- **WHAT NEEDS TO BE DONE**
Spot each line that carries the word "itself"; copy those lines.

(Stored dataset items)
-- Begin --

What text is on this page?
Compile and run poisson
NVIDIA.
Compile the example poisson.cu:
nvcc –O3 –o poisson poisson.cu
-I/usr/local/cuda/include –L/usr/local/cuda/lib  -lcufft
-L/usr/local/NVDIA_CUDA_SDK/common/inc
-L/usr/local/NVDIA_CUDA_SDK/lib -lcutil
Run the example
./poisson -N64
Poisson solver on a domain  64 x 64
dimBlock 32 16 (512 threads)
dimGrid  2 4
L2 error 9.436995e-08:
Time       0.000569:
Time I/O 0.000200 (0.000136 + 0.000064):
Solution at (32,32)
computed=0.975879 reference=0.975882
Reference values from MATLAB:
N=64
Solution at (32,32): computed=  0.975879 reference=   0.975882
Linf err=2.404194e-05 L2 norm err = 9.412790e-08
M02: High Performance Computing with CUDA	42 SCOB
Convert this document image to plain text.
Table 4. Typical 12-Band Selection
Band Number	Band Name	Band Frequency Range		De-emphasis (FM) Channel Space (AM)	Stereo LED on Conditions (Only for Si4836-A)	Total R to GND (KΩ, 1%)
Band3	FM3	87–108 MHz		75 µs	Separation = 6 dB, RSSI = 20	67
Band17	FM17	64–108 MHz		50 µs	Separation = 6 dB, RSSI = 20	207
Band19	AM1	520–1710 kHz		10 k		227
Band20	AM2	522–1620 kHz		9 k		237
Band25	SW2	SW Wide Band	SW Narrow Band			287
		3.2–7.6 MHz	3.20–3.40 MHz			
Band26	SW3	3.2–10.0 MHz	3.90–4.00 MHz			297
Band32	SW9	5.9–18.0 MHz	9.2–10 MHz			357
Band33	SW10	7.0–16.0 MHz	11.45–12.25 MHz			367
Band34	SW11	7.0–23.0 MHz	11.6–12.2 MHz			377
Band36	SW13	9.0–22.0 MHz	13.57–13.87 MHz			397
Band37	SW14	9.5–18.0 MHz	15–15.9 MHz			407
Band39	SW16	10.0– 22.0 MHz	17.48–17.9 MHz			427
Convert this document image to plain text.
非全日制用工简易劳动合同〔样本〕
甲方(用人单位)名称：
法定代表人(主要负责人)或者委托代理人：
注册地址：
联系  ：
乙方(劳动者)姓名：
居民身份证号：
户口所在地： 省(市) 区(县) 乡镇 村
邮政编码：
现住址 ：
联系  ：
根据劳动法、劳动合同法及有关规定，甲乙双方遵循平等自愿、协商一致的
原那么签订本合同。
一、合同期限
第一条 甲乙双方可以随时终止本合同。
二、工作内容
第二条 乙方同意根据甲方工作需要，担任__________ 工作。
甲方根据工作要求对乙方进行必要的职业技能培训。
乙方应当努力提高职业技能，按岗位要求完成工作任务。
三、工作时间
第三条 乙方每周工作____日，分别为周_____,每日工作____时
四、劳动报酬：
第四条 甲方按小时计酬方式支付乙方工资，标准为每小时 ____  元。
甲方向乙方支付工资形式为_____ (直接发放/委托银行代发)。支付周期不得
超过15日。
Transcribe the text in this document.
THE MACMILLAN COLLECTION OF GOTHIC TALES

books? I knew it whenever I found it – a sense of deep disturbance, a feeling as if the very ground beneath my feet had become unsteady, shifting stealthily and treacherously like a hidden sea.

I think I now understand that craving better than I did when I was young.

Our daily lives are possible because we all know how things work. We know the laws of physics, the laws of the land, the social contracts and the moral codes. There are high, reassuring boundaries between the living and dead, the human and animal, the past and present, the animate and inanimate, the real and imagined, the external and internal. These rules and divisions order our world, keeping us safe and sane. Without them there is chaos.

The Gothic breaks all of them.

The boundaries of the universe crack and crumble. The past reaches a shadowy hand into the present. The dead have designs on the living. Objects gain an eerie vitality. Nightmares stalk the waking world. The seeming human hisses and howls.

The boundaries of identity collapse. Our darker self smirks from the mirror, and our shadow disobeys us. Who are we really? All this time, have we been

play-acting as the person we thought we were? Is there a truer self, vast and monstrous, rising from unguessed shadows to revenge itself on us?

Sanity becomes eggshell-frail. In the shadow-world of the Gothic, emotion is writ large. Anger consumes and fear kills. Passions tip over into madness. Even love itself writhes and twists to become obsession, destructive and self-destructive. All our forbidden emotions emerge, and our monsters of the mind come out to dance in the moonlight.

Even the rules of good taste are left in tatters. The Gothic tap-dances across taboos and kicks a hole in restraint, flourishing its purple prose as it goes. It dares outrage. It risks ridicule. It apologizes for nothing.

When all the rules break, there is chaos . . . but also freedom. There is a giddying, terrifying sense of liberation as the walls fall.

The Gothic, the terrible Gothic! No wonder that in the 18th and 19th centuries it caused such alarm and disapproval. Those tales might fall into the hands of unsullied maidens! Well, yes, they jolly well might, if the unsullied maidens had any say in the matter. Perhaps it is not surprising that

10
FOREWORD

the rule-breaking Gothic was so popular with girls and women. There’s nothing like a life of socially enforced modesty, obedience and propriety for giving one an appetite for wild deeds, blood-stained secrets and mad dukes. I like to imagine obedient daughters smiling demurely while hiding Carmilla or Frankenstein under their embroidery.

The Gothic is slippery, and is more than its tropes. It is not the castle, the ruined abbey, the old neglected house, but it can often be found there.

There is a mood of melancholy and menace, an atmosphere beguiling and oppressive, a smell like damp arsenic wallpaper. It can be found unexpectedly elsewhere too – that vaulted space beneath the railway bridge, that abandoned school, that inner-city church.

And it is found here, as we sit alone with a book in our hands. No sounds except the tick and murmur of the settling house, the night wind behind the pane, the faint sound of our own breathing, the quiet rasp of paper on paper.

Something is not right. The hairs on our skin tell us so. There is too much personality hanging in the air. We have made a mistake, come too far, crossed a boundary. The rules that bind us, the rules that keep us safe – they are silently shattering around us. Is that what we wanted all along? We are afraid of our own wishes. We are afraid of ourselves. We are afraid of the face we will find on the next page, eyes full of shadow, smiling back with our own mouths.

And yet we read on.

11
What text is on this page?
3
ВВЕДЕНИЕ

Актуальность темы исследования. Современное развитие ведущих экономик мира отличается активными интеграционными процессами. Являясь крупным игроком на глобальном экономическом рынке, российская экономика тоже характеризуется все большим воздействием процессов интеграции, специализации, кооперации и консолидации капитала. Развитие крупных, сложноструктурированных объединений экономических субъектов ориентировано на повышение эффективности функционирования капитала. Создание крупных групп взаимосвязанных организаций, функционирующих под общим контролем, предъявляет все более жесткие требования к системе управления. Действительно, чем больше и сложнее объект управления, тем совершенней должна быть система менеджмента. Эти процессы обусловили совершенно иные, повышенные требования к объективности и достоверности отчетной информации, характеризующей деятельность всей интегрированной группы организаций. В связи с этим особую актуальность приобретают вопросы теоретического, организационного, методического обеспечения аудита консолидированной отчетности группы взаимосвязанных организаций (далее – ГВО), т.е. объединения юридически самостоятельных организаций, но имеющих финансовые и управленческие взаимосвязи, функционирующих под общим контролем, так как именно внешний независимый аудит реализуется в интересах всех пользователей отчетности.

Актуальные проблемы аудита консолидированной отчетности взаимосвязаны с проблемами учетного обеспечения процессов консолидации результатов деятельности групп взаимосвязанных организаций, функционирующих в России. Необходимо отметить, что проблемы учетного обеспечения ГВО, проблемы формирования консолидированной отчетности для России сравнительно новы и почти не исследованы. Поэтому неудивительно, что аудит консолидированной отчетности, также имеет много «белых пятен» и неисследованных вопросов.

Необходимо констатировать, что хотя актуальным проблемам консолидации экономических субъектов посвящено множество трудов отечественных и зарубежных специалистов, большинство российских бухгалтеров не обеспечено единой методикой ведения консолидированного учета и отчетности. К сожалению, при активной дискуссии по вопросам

-- End --

- **FINAL RESULT**
play-acting as the person we thought we were? Is there a truer self, vast and monstrous, rising from unguessed shadows to revenge itself on us?
Sanity becomes eggshell-frail. In the shadow-world of the Gothic, emotion is writ large. Anger consumes and fear kills. Passions tip over into madness. Even love itself writhes and twists to become obsession, destructive and self-destructive. All our forbidden emotions emerge, and our monsters of the mind come out to dance in the moonlight.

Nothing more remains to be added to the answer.